**Given records**
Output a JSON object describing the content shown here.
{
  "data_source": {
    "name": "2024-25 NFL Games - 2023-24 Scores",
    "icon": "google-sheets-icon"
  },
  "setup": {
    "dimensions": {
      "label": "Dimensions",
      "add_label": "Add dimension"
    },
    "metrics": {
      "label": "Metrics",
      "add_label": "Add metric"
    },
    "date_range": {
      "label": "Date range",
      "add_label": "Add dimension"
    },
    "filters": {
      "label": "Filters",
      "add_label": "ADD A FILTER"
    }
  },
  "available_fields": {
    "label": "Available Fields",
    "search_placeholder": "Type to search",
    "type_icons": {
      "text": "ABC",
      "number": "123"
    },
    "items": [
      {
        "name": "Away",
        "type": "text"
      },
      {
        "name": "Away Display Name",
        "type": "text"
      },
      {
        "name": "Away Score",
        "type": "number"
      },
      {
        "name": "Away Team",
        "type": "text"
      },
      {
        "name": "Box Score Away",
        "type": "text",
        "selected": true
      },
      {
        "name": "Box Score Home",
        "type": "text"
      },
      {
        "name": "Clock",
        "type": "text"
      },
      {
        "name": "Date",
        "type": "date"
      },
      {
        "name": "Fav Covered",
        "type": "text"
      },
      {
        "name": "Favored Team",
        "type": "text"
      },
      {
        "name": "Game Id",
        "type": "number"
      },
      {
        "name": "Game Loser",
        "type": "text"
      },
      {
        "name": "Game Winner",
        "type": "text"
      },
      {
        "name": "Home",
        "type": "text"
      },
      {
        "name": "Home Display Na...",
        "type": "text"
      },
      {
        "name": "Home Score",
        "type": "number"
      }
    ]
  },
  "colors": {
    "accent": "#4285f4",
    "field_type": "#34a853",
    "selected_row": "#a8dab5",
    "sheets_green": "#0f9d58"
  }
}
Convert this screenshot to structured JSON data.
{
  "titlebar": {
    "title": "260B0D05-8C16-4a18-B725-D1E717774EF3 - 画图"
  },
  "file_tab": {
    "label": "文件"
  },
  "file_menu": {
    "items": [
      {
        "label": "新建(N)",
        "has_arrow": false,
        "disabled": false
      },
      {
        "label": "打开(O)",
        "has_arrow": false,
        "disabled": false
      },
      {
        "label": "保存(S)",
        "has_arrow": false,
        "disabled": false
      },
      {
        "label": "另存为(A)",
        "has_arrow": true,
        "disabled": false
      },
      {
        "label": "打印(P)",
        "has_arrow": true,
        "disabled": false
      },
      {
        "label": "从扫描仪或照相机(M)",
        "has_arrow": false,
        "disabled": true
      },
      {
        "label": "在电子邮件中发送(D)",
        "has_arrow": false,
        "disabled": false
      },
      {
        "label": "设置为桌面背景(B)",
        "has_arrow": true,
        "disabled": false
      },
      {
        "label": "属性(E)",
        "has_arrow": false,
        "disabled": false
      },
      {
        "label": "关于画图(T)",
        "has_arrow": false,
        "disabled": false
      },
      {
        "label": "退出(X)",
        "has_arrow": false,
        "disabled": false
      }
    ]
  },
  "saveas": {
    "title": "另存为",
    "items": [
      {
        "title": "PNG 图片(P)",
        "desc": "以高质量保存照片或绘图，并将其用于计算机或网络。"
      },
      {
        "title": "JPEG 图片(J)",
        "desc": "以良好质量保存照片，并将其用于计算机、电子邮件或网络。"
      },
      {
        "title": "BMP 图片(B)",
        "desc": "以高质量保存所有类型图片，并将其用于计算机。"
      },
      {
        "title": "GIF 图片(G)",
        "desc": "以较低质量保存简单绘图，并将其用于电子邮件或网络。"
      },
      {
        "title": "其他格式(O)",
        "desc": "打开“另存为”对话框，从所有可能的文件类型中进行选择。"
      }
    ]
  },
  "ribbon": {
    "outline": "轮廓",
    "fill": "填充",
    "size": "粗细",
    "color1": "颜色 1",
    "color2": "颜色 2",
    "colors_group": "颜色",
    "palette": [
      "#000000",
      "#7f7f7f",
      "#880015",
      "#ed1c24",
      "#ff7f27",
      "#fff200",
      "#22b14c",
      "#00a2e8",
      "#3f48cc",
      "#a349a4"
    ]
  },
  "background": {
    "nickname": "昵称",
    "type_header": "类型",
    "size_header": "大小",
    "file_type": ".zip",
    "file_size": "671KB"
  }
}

**What needs to be done**
How many lines of the data hold the string "Home"? Reply with the number alone.

**Solution to the exercise**
4